"""

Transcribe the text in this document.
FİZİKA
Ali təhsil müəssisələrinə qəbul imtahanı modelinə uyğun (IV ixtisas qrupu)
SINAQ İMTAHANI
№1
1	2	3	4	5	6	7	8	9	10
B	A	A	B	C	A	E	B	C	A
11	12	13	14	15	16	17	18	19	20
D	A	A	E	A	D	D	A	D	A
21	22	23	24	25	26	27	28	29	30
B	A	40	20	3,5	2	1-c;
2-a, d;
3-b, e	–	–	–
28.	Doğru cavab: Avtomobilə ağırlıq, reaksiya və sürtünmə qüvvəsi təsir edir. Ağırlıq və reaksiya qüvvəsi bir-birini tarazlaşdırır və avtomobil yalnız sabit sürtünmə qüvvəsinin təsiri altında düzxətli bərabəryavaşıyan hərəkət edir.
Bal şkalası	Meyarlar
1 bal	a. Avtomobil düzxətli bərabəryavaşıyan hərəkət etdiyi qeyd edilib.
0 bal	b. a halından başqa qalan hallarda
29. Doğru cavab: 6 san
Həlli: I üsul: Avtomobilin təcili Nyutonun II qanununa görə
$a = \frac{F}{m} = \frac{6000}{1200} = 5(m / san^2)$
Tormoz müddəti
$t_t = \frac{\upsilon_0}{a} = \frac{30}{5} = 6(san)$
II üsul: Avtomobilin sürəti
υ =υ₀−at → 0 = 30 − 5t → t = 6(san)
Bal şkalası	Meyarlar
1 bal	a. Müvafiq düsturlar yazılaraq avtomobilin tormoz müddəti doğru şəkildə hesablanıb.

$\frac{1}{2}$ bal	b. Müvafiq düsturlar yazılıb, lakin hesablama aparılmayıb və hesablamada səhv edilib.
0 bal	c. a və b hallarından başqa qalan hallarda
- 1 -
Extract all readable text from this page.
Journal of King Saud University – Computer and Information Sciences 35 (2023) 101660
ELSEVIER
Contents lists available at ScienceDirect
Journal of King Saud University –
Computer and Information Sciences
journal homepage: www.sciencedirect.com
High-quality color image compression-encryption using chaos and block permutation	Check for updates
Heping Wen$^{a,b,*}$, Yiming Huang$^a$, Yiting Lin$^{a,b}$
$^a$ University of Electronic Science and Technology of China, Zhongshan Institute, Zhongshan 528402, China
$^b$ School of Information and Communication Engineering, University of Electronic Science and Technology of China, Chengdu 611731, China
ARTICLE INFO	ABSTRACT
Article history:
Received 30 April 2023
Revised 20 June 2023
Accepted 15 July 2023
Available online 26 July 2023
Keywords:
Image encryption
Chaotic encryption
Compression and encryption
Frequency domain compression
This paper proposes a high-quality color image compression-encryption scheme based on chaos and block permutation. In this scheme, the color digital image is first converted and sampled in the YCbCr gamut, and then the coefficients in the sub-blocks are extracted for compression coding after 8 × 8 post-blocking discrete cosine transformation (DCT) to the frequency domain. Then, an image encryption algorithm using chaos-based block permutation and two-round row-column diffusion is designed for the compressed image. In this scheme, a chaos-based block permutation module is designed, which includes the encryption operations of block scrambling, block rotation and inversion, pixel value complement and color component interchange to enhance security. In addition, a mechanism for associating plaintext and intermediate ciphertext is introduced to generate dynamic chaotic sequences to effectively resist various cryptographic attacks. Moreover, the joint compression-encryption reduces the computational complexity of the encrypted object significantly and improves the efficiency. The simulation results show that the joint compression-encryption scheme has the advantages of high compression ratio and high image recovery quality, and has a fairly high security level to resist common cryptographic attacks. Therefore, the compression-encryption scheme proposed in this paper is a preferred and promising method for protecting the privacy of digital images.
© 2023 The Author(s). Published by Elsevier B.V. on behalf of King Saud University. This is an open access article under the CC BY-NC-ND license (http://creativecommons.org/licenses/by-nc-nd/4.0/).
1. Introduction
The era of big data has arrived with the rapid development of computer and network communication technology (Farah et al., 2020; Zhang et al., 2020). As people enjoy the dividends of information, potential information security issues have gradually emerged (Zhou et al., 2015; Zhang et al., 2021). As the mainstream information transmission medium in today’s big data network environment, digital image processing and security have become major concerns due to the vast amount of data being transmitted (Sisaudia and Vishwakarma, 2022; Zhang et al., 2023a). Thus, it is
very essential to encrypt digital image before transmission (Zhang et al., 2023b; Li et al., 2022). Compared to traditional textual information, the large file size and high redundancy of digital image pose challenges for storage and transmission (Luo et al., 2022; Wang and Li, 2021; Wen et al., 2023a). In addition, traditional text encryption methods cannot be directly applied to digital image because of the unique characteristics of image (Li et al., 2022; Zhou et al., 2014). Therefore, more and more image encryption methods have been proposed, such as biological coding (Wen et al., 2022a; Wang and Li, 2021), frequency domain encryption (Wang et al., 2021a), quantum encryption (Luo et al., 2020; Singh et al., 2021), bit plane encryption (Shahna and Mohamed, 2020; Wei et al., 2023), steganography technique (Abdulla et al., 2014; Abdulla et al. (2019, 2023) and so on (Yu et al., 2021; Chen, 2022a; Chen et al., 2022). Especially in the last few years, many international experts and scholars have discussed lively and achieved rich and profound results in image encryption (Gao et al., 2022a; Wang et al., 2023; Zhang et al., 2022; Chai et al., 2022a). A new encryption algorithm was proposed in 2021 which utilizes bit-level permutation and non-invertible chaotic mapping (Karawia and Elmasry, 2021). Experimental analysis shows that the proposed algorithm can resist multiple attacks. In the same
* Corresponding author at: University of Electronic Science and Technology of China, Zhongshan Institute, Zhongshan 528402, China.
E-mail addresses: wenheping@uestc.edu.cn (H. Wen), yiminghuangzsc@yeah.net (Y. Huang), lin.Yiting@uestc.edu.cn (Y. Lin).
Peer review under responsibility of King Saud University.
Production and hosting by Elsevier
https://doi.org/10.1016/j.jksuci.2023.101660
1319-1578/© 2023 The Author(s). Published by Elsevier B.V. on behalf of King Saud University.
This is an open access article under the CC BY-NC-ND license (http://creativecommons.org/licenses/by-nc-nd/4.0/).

"""

PROBLEM DETAILS: Reproduce each record shown above without altering a single word.

SOLUTION FOR THIS PROBLEM:
Transcribe the text in this document.
FİZİKA
Ali təhsil müəssisələrinə qəbul imtahanı modelinə uyğun (IV ixtisas qrupu)
SINAQ İMTAHANI
№1
1	2	3	4	5	6	7	8	9	10
B	A	A	B	C	A	E	B	C	A
11	12	13	14	15	16	17	18	19	20
D	A	A	E	A	D	D	A	D	A
21	22	23	24	25	26	27	28	29	30
B	A	40	20	3,5	2	1-c;
2-a, d;
3-b, e	–	–	–
28.	Doğru cavab: Avtomobilə ağırlıq, reaksiya və sürtünmə qüvvəsi təsir edir. Ağırlıq və reaksiya qüvvəsi bir-birini tarazlaşdırır və avtomobil yalnız sabit sürtünmə qüvvəsinin təsiri altında düzxətli bərabəryavaşıyan hərəkət edir.
Bal şkalası	Meyarlar
1 bal	a. Avtomobil düzxətli bərabəryavaşıyan hərəkət etdiyi qeyd edilib.
0 bal	b. a halından başqa qalan hallarda
29. Doğru cavab: 6 san
Həlli: I üsul: Avtomobilin təcili Nyutonun II qanununa görə
$a = \frac{F}{m} = \frac{6000}{1200} = 5(m / san^2)$
Tormoz müddəti
$t_t = \frac{\upsilon_0}{a} = \frac{30}{5} = 6(san)$
II üsul: Avtomobilin sürəti
υ =υ₀−at → 0 = 30 − 5t → t = 6(san)
Bal şkalası	Meyarlar
1 bal	a. Müvafiq düsturlar yazılaraq avtomobilin tormoz müddəti doğru şəkildə hesablanıb.

$\frac{1}{2}$ bal	b. Müvafiq düsturlar yazılıb, lakin hesablama aparılmayıb və hesablamada səhv edilib.
0 bal	c. a və b hallarından başqa qalan hallarda
- 1 -
Extract all readable text from this page.
Journal of King Saud University – Computer and Information Sciences 35 (2023) 101660
ELSEVIER
Contents lists available at ScienceDirect
Journal of King Saud University –
Computer and Information Sciences
journal homepage: www.sciencedirect.com
High-quality color image compression-encryption using chaos and block permutation	Check for updates
Heping Wen$^{a,b,*}$, Yiming Huang$^a$, Yiting Lin$^{a,b}$
$^a$ University of Electronic Science and Technology of China, Zhongshan Institute, Zhongshan 528402, China
$^b$ School of Information and Communication Engineering, University of Electronic Science and Technology of China, Chengdu 611731, China
ARTICLE INFO	ABSTRACT
Article history:
Received 30 April 2023
Revised 20 June 2023
Accepted 15 July 2023
Available online 26 July 2023
Keywords:
Image encryption
Chaotic encryption
Compression and encryption
Frequency domain compression
This paper proposes a high-quality color image compression-encryption scheme based on chaos and block permutation. In this scheme, the color digital image is first converted and sampled in the YCbCr gamut, and then the coefficients in the sub-blocks are extracted for compression coding after 8 × 8 post-blocking discrete cosine transformation (DCT) to the frequency domain. Then, an image encryption algorithm using chaos-based block permutation and two-round row-column diffusion is designed for the compressed image. In this scheme, a chaos-based block permutation module is designed, which includes the encryption operations of block scrambling, block rotation and inversion, pixel value complement and color component interchange to enhance security. In addition, a mechanism for associating plaintext and intermediate ciphertext is introduced to generate dynamic chaotic sequences to effectively resist various cryptographic attacks. Moreover, the joint compression-encryption reduces the computational complexity of the encrypted object significantly and improves the efficiency. The simulation results show that the joint compression-encryption scheme has the advantages of high compression ratio and high image recovery quality, and has a fairly high security level to resist common cryptographic attacks. Therefore, the compression-encryption scheme proposed in this paper is a preferred and promising method for protecting the privacy of digital images.
© 2023 The Author(s). Published by Elsevier B.V. on behalf of King Saud University. This is an open access article under the CC BY-NC-ND license (http://creativecommons.org/licenses/by-nc-nd/4.0/).
1. Introduction
The era of big data has arrived with the rapid development of computer and network communication technology (Farah et al., 2020; Zhang et al., 2020). As people enjoy the dividends of information, potential information security issues have gradually emerged (Zhou et al., 2015; Zhang et al., 2021). As the mainstream information transmission medium in today’s big data network environment, digital image processing and security have become major concerns due to the vast amount of data being transmitted (Sisaudia and Vishwakarma, 2022; Zhang et al., 2023a). Thus, it is
very essential to encrypt digital image before transmission (Zhang et al., 2023b; Li et al., 2022). Compared to traditional textual information, the large file size and high redundancy of digital image pose challenges for storage and transmission (Luo et al., 2022; Wang and Li, 2021; Wen et al., 2023a). In addition, traditional text encryption methods cannot be directly applied to digital image because of the unique characteristics of image (Li et al., 2022; Zhou et al., 2014). Therefore, more and more image encryption methods have been proposed, such as biological coding (Wen et al., 2022a; Wang and Li, 2021), frequency domain encryption (Wang et al., 2021a), quantum encryption (Luo et al., 2020; Singh et al., 2021), bit plane encryption (Shahna and Mohamed, 2020; Wei et al., 2023), steganography technique (Abdulla et al., 2014; Abdulla et al. (2019, 2023) and so on (Yu et al., 2021; Chen, 2022a; Chen et al., 2022). Especially in the last few years, many international experts and scholars have discussed lively and achieved rich and profound results in image encryption (Gao et al., 2022a; Wang et al., 2023; Zhang et al., 2022; Chai et al., 2022a). A new encryption algorithm was proposed in 2021 which utilizes bit-level permutation and non-invertible chaotic mapping (Karawia and Elmasry, 2021). Experimental analysis shows that the proposed algorithm can resist multiple attacks. In the same
* Corresponding author at: University of Electronic Science and Technology of China, Zhongshan Institute, Zhongshan 528402, China.
E-mail addresses: wenheping@uestc.edu.cn (H. Wen), yiminghuangzsc@yeah.net (Y. Huang), lin.Yiting@uestc.edu.cn (Y. Lin).
Peer review under responsibility of King Saud University.
Production and hosting by Elsevier
https://doi.org/10.1016/j.jksuci.2023.101660
1319-1578/© 2023 The Author(s). Published by Elsevier B.V. on behalf of King Saud University.
This is an open access article under the CC BY-NC-ND license (http://creativecommons.org/licenses/by-nc-nd/4.0/).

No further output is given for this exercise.